*What you have to do:*
Filter the records for lines holding the string "detailed".

*Supplied records:*
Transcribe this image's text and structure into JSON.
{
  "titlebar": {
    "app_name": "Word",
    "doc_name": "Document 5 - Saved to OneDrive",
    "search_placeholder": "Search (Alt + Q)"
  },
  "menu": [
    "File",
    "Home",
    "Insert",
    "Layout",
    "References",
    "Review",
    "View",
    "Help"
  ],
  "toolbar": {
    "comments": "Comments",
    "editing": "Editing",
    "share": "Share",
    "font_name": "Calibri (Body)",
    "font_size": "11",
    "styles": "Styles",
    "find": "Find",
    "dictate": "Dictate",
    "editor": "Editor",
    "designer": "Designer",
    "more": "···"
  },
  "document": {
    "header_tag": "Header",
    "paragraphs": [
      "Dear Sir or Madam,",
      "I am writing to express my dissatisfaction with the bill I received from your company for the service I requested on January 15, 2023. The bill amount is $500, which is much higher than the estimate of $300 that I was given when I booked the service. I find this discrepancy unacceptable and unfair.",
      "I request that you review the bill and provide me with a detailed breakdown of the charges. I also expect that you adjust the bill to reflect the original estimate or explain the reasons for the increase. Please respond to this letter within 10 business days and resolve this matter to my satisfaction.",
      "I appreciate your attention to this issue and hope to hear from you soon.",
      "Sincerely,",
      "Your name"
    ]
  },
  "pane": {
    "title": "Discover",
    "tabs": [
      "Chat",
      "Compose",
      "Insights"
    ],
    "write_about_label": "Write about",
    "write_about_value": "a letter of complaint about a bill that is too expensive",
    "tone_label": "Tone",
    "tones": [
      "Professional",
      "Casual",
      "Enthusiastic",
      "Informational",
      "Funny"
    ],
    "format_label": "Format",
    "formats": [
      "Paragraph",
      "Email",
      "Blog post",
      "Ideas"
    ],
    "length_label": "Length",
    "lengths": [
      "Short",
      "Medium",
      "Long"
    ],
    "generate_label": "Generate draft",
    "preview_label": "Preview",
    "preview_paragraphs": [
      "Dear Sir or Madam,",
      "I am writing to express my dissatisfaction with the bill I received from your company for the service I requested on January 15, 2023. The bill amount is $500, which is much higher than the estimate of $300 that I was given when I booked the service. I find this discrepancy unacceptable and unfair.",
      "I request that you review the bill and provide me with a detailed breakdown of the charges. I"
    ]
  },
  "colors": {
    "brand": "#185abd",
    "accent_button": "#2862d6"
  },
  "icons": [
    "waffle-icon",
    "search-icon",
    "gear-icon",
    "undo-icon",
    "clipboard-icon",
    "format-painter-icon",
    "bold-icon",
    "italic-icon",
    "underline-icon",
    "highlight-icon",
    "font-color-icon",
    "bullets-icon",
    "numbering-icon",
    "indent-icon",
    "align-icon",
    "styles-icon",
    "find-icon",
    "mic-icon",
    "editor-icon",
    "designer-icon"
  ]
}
==
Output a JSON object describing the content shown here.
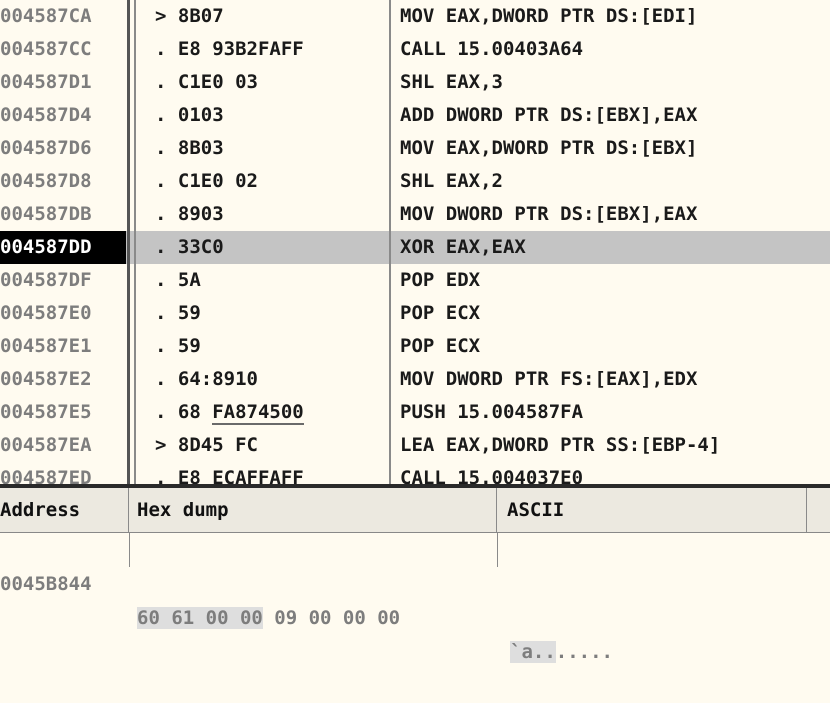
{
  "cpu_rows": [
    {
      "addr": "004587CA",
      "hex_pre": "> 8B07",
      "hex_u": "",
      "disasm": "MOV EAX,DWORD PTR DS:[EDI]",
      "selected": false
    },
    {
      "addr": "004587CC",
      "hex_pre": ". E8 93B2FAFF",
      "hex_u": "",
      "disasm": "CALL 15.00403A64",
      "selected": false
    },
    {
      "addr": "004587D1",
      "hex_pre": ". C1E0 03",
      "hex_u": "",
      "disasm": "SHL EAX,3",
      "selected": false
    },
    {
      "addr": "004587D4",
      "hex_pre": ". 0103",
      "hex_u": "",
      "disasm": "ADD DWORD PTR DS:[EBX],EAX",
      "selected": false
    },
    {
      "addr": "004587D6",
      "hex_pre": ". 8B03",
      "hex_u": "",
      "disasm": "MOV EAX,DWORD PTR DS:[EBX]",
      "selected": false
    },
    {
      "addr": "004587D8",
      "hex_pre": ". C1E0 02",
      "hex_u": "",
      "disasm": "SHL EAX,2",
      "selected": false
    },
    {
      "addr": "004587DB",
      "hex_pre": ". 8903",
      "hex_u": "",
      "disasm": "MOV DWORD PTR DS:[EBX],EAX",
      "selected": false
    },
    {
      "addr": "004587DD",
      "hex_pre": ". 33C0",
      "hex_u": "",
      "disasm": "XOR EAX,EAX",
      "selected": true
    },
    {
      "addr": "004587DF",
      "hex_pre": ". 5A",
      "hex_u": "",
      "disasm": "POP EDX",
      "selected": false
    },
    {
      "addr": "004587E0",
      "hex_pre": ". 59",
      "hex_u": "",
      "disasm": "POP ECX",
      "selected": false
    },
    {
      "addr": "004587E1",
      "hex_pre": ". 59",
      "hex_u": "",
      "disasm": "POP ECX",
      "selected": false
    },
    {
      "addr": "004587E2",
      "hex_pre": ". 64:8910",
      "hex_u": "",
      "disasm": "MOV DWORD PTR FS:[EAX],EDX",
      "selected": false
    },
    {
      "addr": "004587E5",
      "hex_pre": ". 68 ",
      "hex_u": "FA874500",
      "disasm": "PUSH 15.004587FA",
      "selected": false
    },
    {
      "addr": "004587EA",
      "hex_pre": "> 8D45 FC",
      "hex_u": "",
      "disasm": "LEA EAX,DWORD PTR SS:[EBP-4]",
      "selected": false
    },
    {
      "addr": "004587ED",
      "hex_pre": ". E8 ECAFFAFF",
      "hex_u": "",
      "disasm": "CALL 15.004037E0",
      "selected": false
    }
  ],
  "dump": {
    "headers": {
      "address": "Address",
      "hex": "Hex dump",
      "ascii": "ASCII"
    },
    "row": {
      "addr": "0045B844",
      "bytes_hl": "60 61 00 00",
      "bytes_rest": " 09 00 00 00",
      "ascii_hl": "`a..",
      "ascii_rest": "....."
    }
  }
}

*Worked solution:*
      "I request that you review the bill and provide me with a detailed breakdown of the charges. I also expect that you adjust the bill to reflect the original estimate or explain the reasons for the increase. Please respond to this letter within 10 business days and resolve this matter to my satisfaction.",
      "I request that you review the bill and provide me with a detailed breakdown of the charges. I"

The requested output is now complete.